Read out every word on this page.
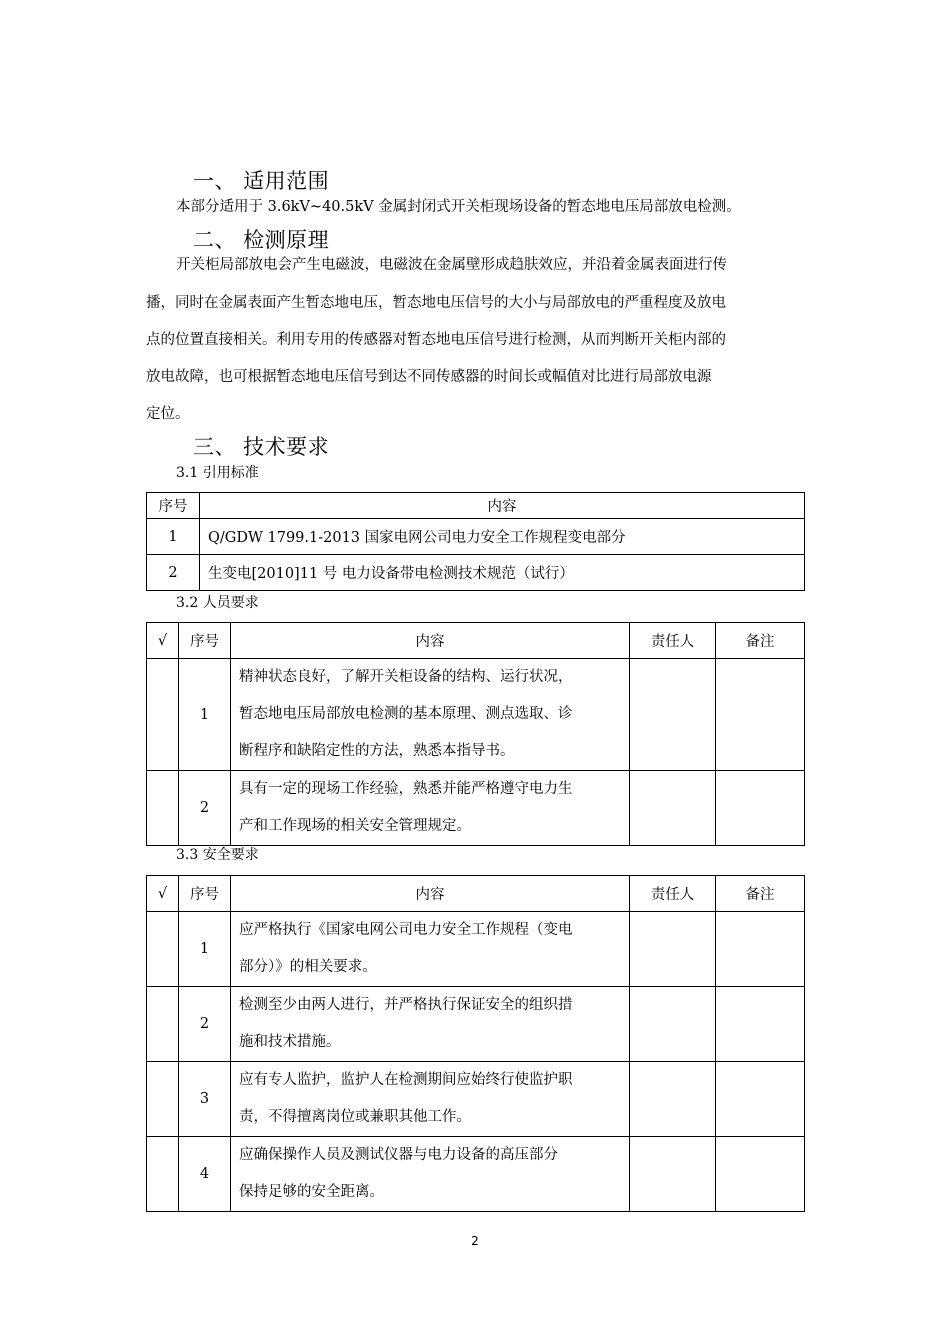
一、 适用范围
本部分适用于 3.6kV~40.5kV 金属封闭式开关柜现场设备的暂态地电压局部放电检测。
二、 检测原理
开关柜局部放电会产生电磁波，电磁波在金属壁形成趋肤效应，并沿着金属表面进行传
播，同时在金属表面产生暂态地电压，暂态地电压信号的大小与局部放电的严重程度及放电
点的位置直接相关。利用专用的传感器对暂态地电压信号进行检测，从而判断开关柜内部的
放电故障，也可根据暂态地电压信号到达不同传感器的时间长或幅值对比进行局部放电源
定位。
三、 技术要求
3.1 引用标准
序号	内容
1	Q/GDW 1799.1-2013 国家电网公司电力安全工作规程变电部分
2	生变电[2010]11 号 电力设备带电检测技术规范（试行）
3.2 人员要求
√	序号	内容	责任人	备注
	1	精神状态良好，了解开关柜设备的结构、运行状况，
暂态地电压局部放电检测的基本原理、测点选取、诊
断程序和缺陷定性的方法，熟悉本指导书。		

	2	具有一定的现场工作经验，熟悉并能严格遵守电力生
产和工作现场的相关安全管理规定。		

3.3 安全要求
√	序号	内容	责任人	备注
	1	应严格执行《国家电网公司电力安全工作规程（变电
部分）》的相关要求。		

	2	检测至少由两人进行，并严格执行保证安全的组织措
施和技术措施。		

	3	应有专人监护，监护人在检测期间应始终行使监护职
责，不得擅离岗位或兼职其他工作。		

	4	应确保操作人员及测试仪器与电力设备的高压部分
保持足够的安全距离。		

2
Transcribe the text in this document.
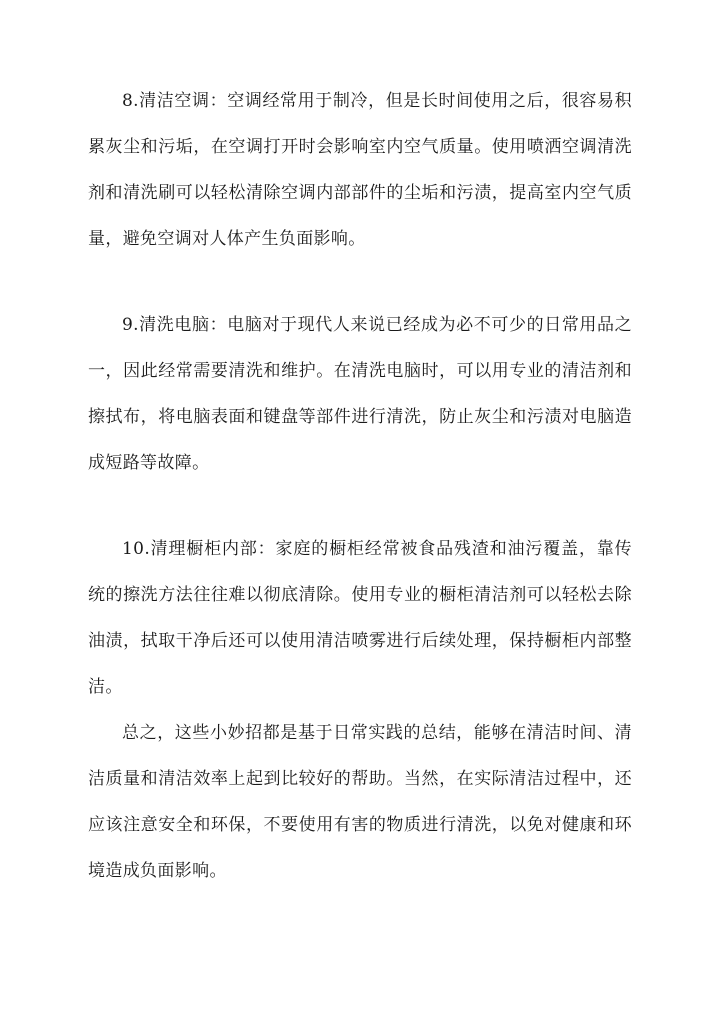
8.清洁空调：空调经常用于制冷，但是长时间使用之后，很容易积累灰尘和污垢，在空调打开时会影响室内空气质量。使用喷洒空调清洗剂和清洗刷可以轻松清除空调内部部件的尘垢和污渍，提高室内空气质量，避免空调对人体产生负面影响。

9.清洗电脑：电脑对于现代人来说已经成为必不可少的日常用品之一，因此经常需要清洗和维护。在清洗电脑时，可以用专业的清洁剂和擦拭布，将电脑表面和键盘等部件进行清洗，防止灰尘和污渍对电脑造成短路等故障。

10.清理橱柜内部：家庭的橱柜经常被食品残渣和油污覆盖，靠传统的擦洗方法往往难以彻底清除。使用专业的橱柜清洁剂可以轻松去除油渍，拭取干净后还可以使用清洁喷雾进行后续处理，保持橱柜内部整洁。

总之，这些小妙招都是基于日常实践的总结，能够在清洁时间、清洁质量和清洁效率上起到比较好的帮助。当然，在实际清洁过程中，还应该注意安全和环保，不要使用有害的物质进行清洗，以免对健康和环境造成负面影响。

Short exercise. Omit all pictures and write out, exactly, only the lines from the line containing "Transcribe the text in this document." through the last line of the entries above.

The output.
Transcribe the text in this document.
8.清洁空调：空调经常用于制冷，但是长时间使用之后，很容易积累灰尘和污垢，在空调打开时会影响室内空气质量。使用喷洒空调清洗剂和清洗刷可以轻松清除空调内部部件的尘垢和污渍，提高室内空气质量，避免空调对人体产生负面影响。

9.清洗电脑：电脑对于现代人来说已经成为必不可少的日常用品之一，因此经常需要清洗和维护。在清洗电脑时，可以用专业的清洁剂和擦拭布，将电脑表面和键盘等部件进行清洗，防止灰尘和污渍对电脑造成短路等故障。

10.清理橱柜内部：家庭的橱柜经常被食品残渣和油污覆盖，靠传统的擦洗方法往往难以彻底清除。使用专业的橱柜清洁剂可以轻松去除油渍，拭取干净后还可以使用清洁喷雾进行后续处理，保持橱柜内部整洁。

总之，这些小妙招都是基于日常实践的总结，能够在清洁时间、清洁质量和清洁效率上起到比较好的帮助。当然，在实际清洁过程中，还应该注意安全和环保，不要使用有害的物质进行清洗，以免对健康和环境造成负面影响。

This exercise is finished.